**Dataset records**
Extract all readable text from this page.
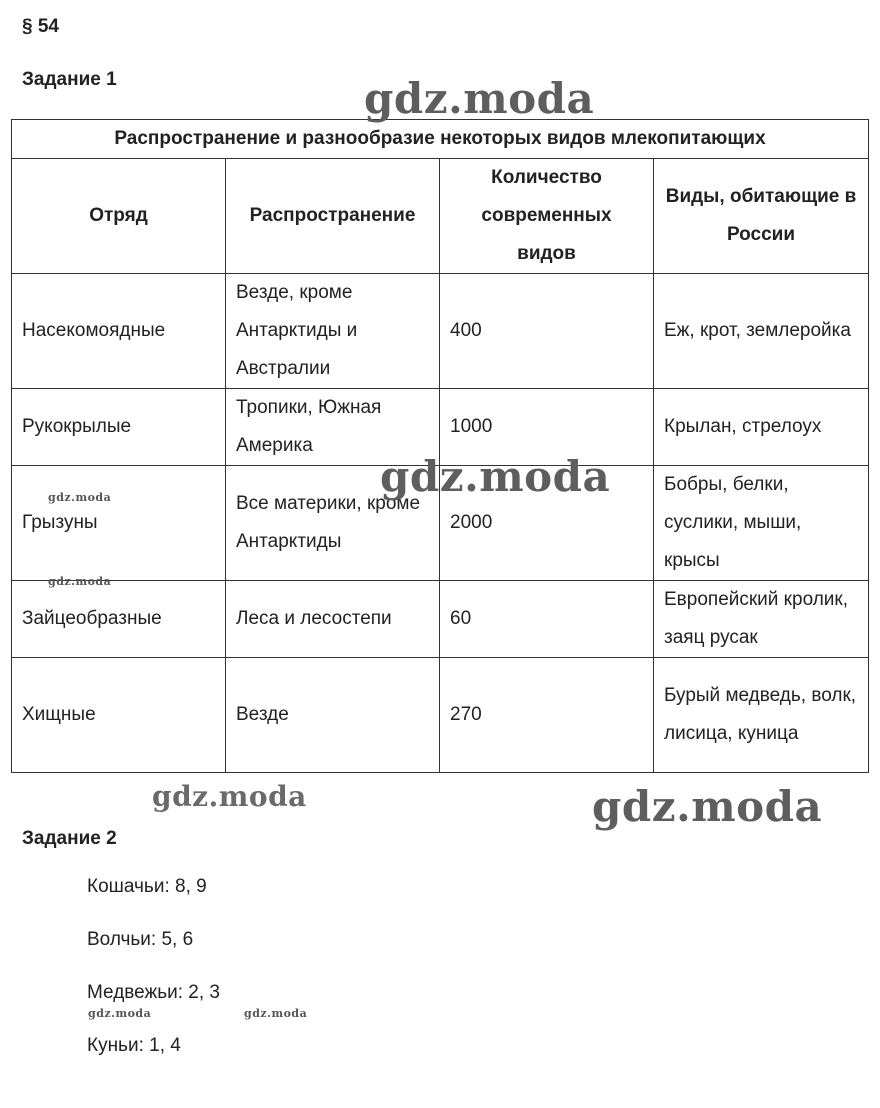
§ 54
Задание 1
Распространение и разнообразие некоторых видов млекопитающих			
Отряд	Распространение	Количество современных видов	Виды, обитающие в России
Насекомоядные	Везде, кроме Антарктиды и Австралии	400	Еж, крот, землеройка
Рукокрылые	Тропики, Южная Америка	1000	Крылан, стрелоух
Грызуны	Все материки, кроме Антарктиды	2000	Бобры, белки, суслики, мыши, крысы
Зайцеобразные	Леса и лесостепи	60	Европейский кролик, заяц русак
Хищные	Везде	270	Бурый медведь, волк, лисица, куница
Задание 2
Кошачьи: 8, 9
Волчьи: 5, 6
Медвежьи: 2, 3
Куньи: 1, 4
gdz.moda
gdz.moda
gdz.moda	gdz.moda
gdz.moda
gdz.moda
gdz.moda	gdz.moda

==

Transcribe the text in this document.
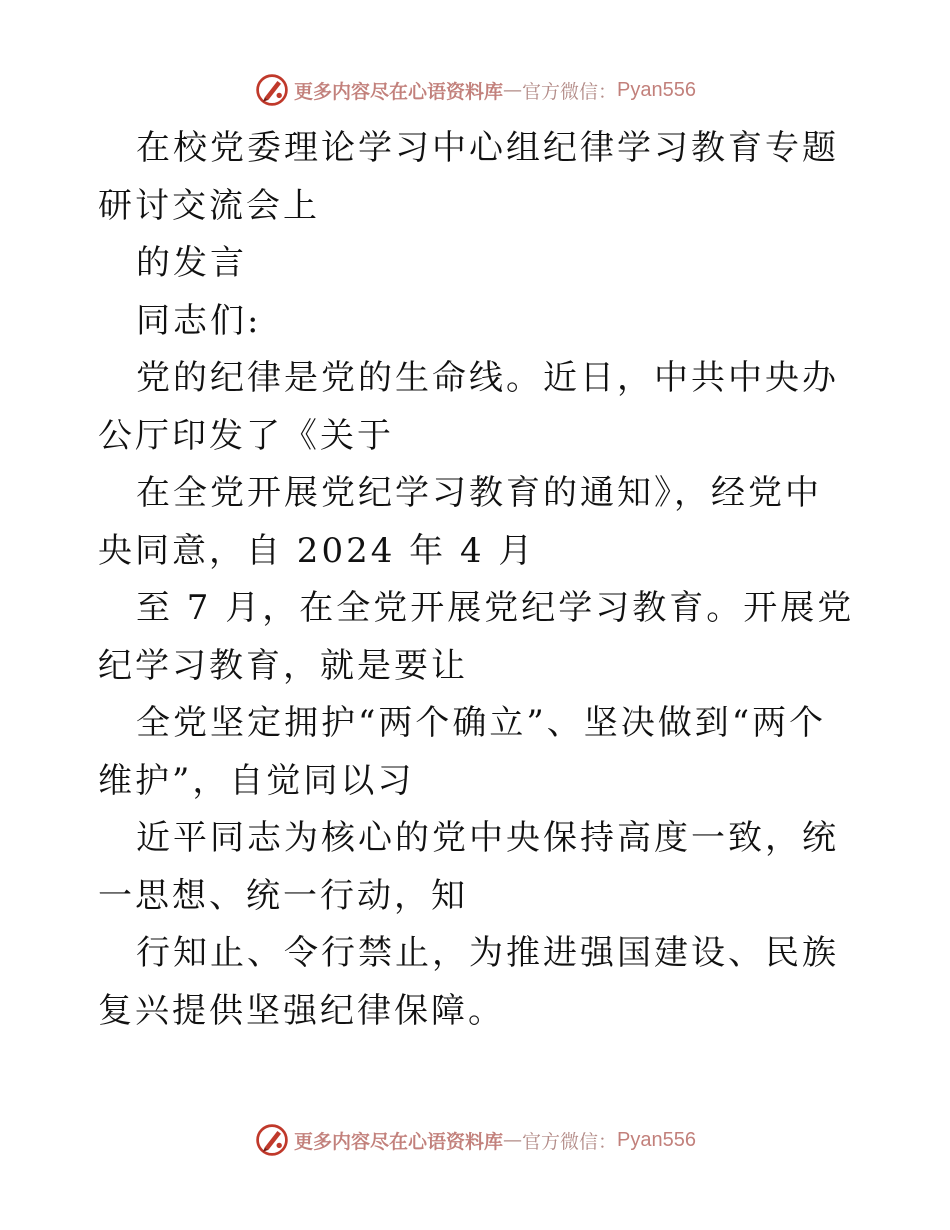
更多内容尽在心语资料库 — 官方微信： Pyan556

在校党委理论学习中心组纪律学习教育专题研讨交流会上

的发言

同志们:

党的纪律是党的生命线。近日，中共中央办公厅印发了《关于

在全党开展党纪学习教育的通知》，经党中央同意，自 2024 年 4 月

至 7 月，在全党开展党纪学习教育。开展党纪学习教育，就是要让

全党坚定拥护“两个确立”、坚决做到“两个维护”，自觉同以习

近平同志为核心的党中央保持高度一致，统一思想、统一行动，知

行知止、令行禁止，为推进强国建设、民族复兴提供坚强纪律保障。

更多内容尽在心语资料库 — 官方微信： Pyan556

==

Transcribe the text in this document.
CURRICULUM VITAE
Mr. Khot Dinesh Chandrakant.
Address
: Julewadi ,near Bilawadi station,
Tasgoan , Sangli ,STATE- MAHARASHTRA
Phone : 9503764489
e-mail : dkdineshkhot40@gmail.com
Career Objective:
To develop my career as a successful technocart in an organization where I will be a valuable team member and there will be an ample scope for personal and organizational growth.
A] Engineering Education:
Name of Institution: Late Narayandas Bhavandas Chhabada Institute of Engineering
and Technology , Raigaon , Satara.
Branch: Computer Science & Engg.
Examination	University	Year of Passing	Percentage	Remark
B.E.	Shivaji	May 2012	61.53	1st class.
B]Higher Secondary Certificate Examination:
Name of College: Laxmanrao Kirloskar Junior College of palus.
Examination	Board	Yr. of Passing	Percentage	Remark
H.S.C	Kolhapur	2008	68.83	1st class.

**Exercise aim**
Using the entries above, find all lines with "Антарктиды". Copy them.

**Finished answer**
Насекомоядные	Везде, кроме Антарктиды и Австралии	400	Еж, крот, землеройка
Грызуны	Все материки, кроме Антарктиды	2000	Бобры, белки, суслики, мыши, крысы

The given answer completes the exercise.